Scan the data. Collect each line that contains the word "dataset".

◆ Excerpted data:
• • • •

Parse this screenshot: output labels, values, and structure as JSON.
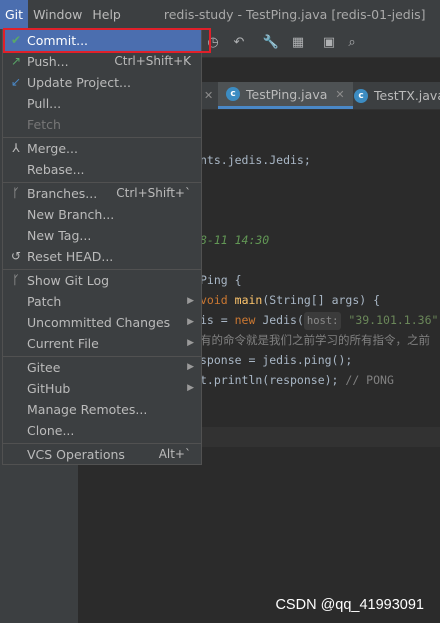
{
  "menubar": {
    "items": [
      "Git",
      "Window",
      "Help"
    ],
    "title": "redis-study - TestPing.java [redis-01-jedis]"
  },
  "tabs": [
    {
      "label": "TestPing.java"
    },
    {
      "label": "TestTX.java"
    }
  ],
  "code": {
    "l1": "nts.jedis.Jedis;",
    "l2": "8-11 14:30",
    "l3": "Ping {",
    "l4a": "void",
    "l4b": "main",
    "l4c": "(String[] args) {",
    "l5a": "is = ",
    "l5b": "new",
    "l5c": " Jedis(",
    "l5hint": "host:",
    "l5str": " \"39.101.1.36\"",
    "l6": "有的命令就是我们之前学习的所有指令，之前",
    "l7": "sponse = jedis.ping();",
    "l8a": "t.println(response); ",
    "l8b": "// PONG"
  },
  "git_menu": {
    "items": [
      {
        "label": "Commit...",
        "shortcut": "",
        "icon": "check-icon"
      },
      {
        "label": "Push...",
        "shortcut": "Ctrl+Shift+K",
        "icon": "push-arrow-icon"
      },
      {
        "label": "Update Project...",
        "shortcut": "",
        "icon": "update-arrow-icon"
      },
      {
        "label": "Pull...",
        "shortcut": "",
        "icon": ""
      },
      {
        "label": "Fetch",
        "shortcut": "",
        "icon": ""
      },
      {
        "label": "Merge...",
        "shortcut": "",
        "icon": "merge-icon"
      },
      {
        "label": "Rebase...",
        "shortcut": "",
        "icon": ""
      },
      {
        "label": "Branches...",
        "shortcut": "Ctrl+Shift+`",
        "icon": "branch-icon"
      },
      {
        "label": "New Branch...",
        "shortcut": "",
        "icon": ""
      },
      {
        "label": "New Tag...",
        "shortcut": "",
        "icon": ""
      },
      {
        "label": "Reset HEAD...",
        "shortcut": "",
        "icon": "reset-icon"
      },
      {
        "label": "Show Git Log",
        "shortcut": "",
        "icon": "git-log-icon"
      },
      {
        "label": "Patch",
        "shortcut": "",
        "icon": ""
      },
      {
        "label": "Uncommitted Changes",
        "shortcut": "",
        "icon": ""
      },
      {
        "label": "Current File",
        "shortcut": "",
        "icon": ""
      },
      {
        "label": "Gitee",
        "shortcut": "",
        "icon": ""
      },
      {
        "label": "GitHub",
        "shortcut": "",
        "icon": ""
      },
      {
        "label": "Manage Remotes...",
        "shortcut": "",
        "icon": ""
      },
      {
        "label": "Clone...",
        "shortcut": "",
        "icon": ""
      },
      {
        "label": "VCS Operations",
        "shortcut": "Alt+`",
        "icon": ""
      }
    ]
  },
  "watermark": "CSDN @qq_41993091",
  "colors": {
    "highlight": "#4b6eaf",
    "annotation": "#e0202a"
  }
}
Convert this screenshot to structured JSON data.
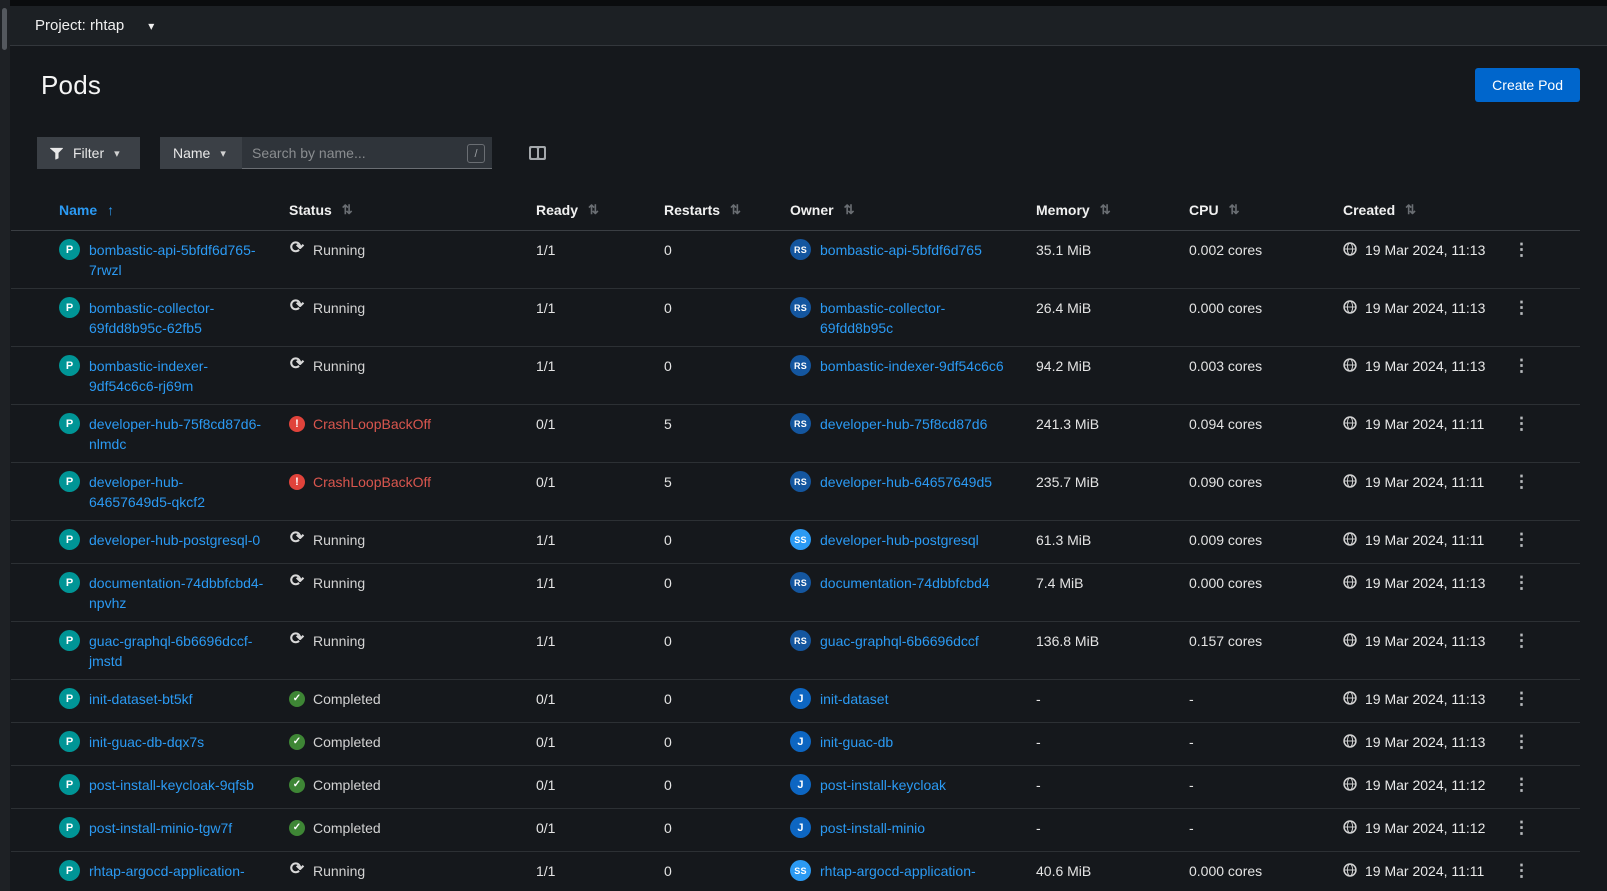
{
  "project_bar": {
    "label": "Project: rhtap"
  },
  "page": {
    "title": "Pods",
    "create_button_label": "Create Pod"
  },
  "toolbar": {
    "filter_label": "Filter",
    "attribute_label": "Name",
    "search_placeholder": "Search by name...",
    "shortcut_key": "/"
  },
  "badges": {
    "pod": "P"
  },
  "icons": {
    "caret": "▾",
    "sort": "⇅",
    "sort_asc": "↑",
    "kebab": "⋮"
  },
  "status_glyphs": {
    "running": "⟳",
    "completed": "✓",
    "crash": "!"
  },
  "colors": {
    "accent_blue": "#0066cc",
    "link_blue": "#2b9af3",
    "badge_pod_teal": "#009596",
    "badge_replicaset_blue": "#14569f",
    "badge_statefulset_blue": "#2b9af3",
    "badge_job_blue": "#0d66c2",
    "status_running_gray": "#d2d2d2",
    "status_completed_green": "#3e8635",
    "status_crash_red": "#e0433b"
  },
  "table": {
    "columns": [
      "Name",
      "Status",
      "Ready",
      "Restarts",
      "Owner",
      "Memory",
      "CPU",
      "Created"
    ],
    "sorted_column": "Name",
    "sort_direction": "ascending",
    "rows": [
      {
        "name": "bombastic-api-5bfdf6d765-7rwzl",
        "status": "Running",
        "status_kind": "running",
        "ready": "1/1",
        "restarts": "0",
        "owner": {
          "badge": "RS",
          "name": "bombastic-api-5bfdf6d765"
        },
        "memory": "35.1 MiB",
        "cpu": "0.002 cores",
        "created": "19 Mar 2024, 11:13"
      },
      {
        "name": "bombastic-collector-69fdd8b95c-62fb5",
        "status": "Running",
        "status_kind": "running",
        "ready": "1/1",
        "restarts": "0",
        "owner": {
          "badge": "RS",
          "name": "bombastic-collector-69fdd8b95c"
        },
        "memory": "26.4 MiB",
        "cpu": "0.000 cores",
        "created": "19 Mar 2024, 11:13"
      },
      {
        "name": "bombastic-indexer-9df54c6c6-rj69m",
        "status": "Running",
        "status_kind": "running",
        "ready": "1/1",
        "restarts": "0",
        "owner": {
          "badge": "RS",
          "name": "bombastic-indexer-9df54c6c6"
        },
        "memory": "94.2 MiB",
        "cpu": "0.003 cores",
        "created": "19 Mar 2024, 11:13"
      },
      {
        "name": "developer-hub-75f8cd87d6-nlmdc",
        "status": "CrashLoopBackOff",
        "status_kind": "crash",
        "ready": "0/1",
        "restarts": "5",
        "owner": {
          "badge": "RS",
          "name": "developer-hub-75f8cd87d6"
        },
        "memory": "241.3 MiB",
        "cpu": "0.094 cores",
        "created": "19 Mar 2024, 11:11"
      },
      {
        "name": "developer-hub-64657649d5-qkcf2",
        "status": "CrashLoopBackOff",
        "status_kind": "crash",
        "ready": "0/1",
        "restarts": "5",
        "owner": {
          "badge": "RS",
          "name": "developer-hub-64657649d5"
        },
        "memory": "235.7 MiB",
        "cpu": "0.090 cores",
        "created": "19 Mar 2024, 11:11"
      },
      {
        "name": "developer-hub-postgresql-0",
        "status": "Running",
        "status_kind": "running",
        "ready": "1/1",
        "restarts": "0",
        "owner": {
          "badge": "SS",
          "name": "developer-hub-postgresql"
        },
        "memory": "61.3 MiB",
        "cpu": "0.009 cores",
        "created": "19 Mar 2024, 11:11"
      },
      {
        "name": "documentation-74dbbfcbd4-npvhz",
        "status": "Running",
        "status_kind": "running",
        "ready": "1/1",
        "restarts": "0",
        "owner": {
          "badge": "RS",
          "name": "documentation-74dbbfcbd4"
        },
        "memory": "7.4 MiB",
        "cpu": "0.000 cores",
        "created": "19 Mar 2024, 11:13"
      },
      {
        "name": "guac-graphql-6b6696dccf-jmstd",
        "status": "Running",
        "status_kind": "running",
        "ready": "1/1",
        "restarts": "0",
        "owner": {
          "badge": "RS",
          "name": "guac-graphql-6b6696dccf"
        },
        "memory": "136.8 MiB",
        "cpu": "0.157 cores",
        "created": "19 Mar 2024, 11:13"
      },
      {
        "name": "init-dataset-bt5kf",
        "status": "Completed",
        "status_kind": "completed",
        "ready": "0/1",
        "restarts": "0",
        "owner": {
          "badge": "J",
          "name": "init-dataset"
        },
        "memory": "-",
        "cpu": "-",
        "created": "19 Mar 2024, 11:13"
      },
      {
        "name": "init-guac-db-dqx7s",
        "status": "Completed",
        "status_kind": "completed",
        "ready": "0/1",
        "restarts": "0",
        "owner": {
          "badge": "J",
          "name": "init-guac-db"
        },
        "memory": "-",
        "cpu": "-",
        "created": "19 Mar 2024, 11:13"
      },
      {
        "name": "post-install-keycloak-9qfsb",
        "status": "Completed",
        "status_kind": "completed",
        "ready": "0/1",
        "restarts": "0",
        "owner": {
          "badge": "J",
          "name": "post-install-keycloak"
        },
        "memory": "-",
        "cpu": "-",
        "created": "19 Mar 2024, 11:12"
      },
      {
        "name": "post-install-minio-tgw7f",
        "status": "Completed",
        "status_kind": "completed",
        "ready": "0/1",
        "restarts": "0",
        "owner": {
          "badge": "J",
          "name": "post-install-minio"
        },
        "memory": "-",
        "cpu": "-",
        "created": "19 Mar 2024, 11:12"
      },
      {
        "name": "rhtap-argocd-application-",
        "status": "Running",
        "status_kind": "running",
        "ready": "1/1",
        "restarts": "0",
        "owner": {
          "badge": "SS",
          "name": "rhtap-argocd-application-"
        },
        "memory": "40.6 MiB",
        "cpu": "0.000 cores",
        "created": "19 Mar 2024, 11:11"
      }
    ]
  }
}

• • • •

◆ Exercise solution:
        "name": "init-dataset-bt5kf",
          "name": "init-dataset"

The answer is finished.